_Document text:_
▬▬▬

# Irrational Exuberance will Bring Houses Down



## Jazz (18 Apr 2005)

The man who brought you the dotcom crash is at it again - and this time he thinks the housing market will be the pin that bursts the world economic bubble...

http://politics.guardian.co.uk/economics/comment/0,11268,1461424,00.html#article_continue


----------



## tonka (18 Apr 2005)

Ah Lawdy jazz, you bearer of serial bad news ya. 

Are you a property owner or a potential bottom feeder ? Please tell us. Please please !!!


----------



## Unregistered (23 Apr 2005)

The marginal buyer, and irrational exuberance; http://www.lewrockwell.com/north/north366.html


----------



## ClubMan (23 Apr 2005)

Jazz said:
			
		

> The man who brought you the dotcom crash is at it again - and this time he thinks the housing market will be the pin that bursts the world economic bubble...
> 
> http://politics.guardian.co.uk/economics/comment/0,11268,1461424,00.html#article_continue



Actually the article doesn't back up the claim that he predicts the world economic bubble bursting at all. His opinions are restricted to the property markets in certain regions worldwide. And even if he is supposed to have predicted the dot com crash there is simply no way that he has any more ability to predict the markets than anybody else. And past performance is no guide to future returns. This is not to say that I disagree with the idea of there being a certain element of irrationality involved in the current seeming trend of "equities bad, property good" and that people should always carefully assess any investment option for viability and suitability to their personal circumstances but I would take such predictions with a pinch of salt.


----------

▬▬▬

_Given request A:_
In the forum thread, what does ClubMan say the predictor's opinions in the article are restricted to?
_Given request B:_
Copy the part of the forum thread that begins at the words "Ah Lawdy jazz, you" and ends after the words "Unregistered (23 Apr 2005)".

_Information provided:_
▬▬▬

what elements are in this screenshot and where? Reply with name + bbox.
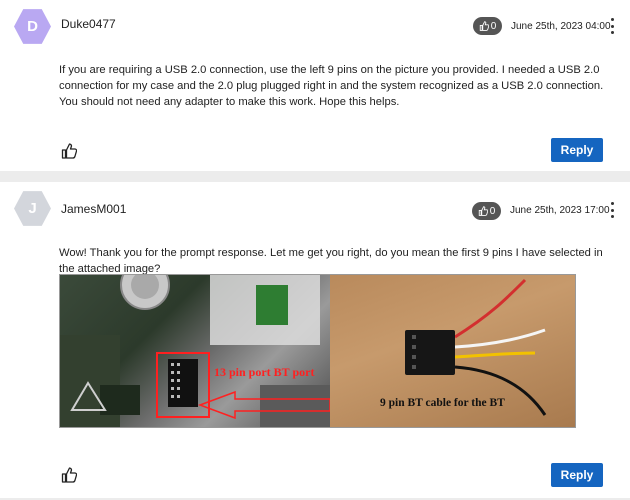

▬▬▬

_Task response A:_
The property markets in certain regions worldwide.

_Task response B:_
Ah Lawdy jazz, you bearer of serial bad news ya. 

Are you a property owner or a potential bottom feeder ? Please tell us. Please please !!!


----------



## Unregistered (23 Apr 2005)